:: Task statement ::
Pick out each line of the records in which the word "muros" appears.

:: Saved data entries ::
** start **

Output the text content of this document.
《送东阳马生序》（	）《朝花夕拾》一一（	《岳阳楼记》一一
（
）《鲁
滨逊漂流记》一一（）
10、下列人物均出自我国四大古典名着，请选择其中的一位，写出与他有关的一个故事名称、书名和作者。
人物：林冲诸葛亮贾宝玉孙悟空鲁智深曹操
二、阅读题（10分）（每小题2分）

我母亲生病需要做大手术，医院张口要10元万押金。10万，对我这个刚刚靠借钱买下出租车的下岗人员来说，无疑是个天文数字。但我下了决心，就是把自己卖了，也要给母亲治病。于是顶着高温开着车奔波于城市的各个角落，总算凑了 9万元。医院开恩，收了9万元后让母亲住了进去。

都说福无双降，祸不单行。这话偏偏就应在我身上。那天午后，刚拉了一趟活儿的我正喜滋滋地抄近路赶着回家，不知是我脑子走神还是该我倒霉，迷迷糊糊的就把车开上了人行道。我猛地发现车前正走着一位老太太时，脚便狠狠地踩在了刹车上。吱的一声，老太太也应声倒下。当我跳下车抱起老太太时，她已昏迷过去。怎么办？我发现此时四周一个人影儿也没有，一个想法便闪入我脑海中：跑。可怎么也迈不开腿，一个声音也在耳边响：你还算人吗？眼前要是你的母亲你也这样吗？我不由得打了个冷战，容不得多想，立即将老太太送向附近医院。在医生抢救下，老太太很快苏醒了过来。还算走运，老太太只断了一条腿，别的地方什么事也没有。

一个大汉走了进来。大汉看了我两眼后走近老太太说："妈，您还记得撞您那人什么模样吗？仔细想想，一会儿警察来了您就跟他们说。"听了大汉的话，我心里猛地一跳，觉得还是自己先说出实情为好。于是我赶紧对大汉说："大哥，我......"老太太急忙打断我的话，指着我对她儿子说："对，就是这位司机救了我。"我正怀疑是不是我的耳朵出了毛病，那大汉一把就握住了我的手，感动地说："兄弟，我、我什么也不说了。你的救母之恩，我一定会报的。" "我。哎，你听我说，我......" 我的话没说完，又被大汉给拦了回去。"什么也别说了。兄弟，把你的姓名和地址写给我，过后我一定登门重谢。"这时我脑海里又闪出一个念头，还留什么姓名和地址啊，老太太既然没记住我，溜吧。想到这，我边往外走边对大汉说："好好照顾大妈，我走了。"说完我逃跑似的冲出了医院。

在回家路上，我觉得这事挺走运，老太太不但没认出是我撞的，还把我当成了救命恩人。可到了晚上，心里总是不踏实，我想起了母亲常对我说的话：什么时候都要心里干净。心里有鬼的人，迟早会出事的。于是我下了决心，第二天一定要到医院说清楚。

** end **
** start **

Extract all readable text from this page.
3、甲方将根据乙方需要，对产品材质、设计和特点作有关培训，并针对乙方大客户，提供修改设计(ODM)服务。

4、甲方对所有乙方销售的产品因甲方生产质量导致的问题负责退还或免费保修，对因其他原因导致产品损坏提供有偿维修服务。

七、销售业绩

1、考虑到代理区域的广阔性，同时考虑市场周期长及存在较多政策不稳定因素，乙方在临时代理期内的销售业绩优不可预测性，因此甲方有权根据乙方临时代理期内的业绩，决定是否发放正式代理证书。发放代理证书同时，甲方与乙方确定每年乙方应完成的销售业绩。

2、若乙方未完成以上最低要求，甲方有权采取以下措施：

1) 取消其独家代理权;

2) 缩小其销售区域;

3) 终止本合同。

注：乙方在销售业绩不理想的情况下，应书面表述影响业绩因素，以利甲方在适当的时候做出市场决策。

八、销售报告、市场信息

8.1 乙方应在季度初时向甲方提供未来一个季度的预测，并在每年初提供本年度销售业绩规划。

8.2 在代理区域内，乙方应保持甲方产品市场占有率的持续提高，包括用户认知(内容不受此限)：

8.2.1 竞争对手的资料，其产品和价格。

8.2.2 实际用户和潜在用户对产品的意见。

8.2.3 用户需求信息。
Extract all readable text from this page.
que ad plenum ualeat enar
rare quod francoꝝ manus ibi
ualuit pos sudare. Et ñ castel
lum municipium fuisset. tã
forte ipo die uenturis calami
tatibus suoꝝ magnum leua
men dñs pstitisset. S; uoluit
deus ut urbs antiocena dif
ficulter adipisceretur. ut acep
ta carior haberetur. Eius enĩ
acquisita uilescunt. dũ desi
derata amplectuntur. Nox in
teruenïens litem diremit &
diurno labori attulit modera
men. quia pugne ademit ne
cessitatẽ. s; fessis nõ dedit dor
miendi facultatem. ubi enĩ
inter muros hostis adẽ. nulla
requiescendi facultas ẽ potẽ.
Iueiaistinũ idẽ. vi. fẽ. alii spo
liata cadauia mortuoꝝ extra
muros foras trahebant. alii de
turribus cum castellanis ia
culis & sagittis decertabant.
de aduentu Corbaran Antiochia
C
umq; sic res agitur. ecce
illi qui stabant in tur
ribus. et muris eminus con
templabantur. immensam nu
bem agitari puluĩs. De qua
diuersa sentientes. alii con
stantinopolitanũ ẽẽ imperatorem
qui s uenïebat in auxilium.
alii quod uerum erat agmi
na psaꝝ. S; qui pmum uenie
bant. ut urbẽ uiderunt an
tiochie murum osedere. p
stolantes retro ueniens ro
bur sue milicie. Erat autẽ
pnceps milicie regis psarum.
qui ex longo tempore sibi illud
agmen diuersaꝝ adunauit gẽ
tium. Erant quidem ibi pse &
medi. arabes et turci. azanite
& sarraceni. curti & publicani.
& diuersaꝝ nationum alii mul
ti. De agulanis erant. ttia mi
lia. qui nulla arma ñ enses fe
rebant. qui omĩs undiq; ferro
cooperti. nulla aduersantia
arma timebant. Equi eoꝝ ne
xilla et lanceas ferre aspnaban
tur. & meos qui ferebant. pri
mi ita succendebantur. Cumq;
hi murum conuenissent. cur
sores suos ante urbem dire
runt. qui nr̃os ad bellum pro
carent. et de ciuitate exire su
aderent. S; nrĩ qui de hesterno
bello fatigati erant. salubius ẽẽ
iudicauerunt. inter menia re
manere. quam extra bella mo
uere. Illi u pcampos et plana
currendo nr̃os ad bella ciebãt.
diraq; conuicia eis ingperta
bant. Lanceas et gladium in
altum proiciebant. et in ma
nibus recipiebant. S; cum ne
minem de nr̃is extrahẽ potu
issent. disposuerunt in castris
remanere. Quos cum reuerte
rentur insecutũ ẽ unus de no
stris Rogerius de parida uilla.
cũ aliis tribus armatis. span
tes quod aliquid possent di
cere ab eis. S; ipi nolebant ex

** end **

:: Answer to this task ::
inter muros hostis adẽ. nulla
muros foras trahebant. alii de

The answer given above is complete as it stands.